#### [Records for this exercise]
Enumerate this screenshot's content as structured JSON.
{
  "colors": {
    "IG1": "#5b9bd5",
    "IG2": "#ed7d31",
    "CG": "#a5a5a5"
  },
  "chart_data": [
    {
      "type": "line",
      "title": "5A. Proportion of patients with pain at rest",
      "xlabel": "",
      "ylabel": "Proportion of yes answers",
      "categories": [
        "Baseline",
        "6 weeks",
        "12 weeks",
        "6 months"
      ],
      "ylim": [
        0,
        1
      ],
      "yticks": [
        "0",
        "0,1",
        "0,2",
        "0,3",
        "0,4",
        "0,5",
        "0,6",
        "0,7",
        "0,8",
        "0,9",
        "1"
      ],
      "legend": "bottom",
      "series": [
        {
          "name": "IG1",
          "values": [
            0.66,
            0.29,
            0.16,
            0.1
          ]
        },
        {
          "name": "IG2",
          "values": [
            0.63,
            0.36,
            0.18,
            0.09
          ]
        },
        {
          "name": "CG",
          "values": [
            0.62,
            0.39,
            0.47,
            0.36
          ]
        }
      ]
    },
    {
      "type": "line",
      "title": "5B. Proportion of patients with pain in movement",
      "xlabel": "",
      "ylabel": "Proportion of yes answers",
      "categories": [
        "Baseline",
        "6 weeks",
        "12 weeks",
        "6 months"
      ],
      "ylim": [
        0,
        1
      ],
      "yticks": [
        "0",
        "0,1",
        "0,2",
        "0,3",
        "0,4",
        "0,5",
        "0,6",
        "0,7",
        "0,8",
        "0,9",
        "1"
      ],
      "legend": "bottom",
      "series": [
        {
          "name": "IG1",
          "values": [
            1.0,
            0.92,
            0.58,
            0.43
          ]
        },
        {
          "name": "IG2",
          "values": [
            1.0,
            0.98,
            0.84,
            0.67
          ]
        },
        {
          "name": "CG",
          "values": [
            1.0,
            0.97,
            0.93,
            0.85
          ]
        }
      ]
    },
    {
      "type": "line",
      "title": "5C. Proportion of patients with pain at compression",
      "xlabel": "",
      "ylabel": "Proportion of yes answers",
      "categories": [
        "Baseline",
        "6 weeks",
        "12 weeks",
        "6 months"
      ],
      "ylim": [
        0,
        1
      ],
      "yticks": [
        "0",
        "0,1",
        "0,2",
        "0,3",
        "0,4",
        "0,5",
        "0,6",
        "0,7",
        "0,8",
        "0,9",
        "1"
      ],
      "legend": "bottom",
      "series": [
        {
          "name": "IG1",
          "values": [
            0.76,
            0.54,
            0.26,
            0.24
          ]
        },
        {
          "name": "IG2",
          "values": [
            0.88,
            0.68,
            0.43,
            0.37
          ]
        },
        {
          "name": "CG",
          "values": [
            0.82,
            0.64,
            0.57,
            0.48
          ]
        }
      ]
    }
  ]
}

#### [Task to complete]
Work out how many lines of the data above hold the word "pain", and write only the count.

#### [Written answer]
3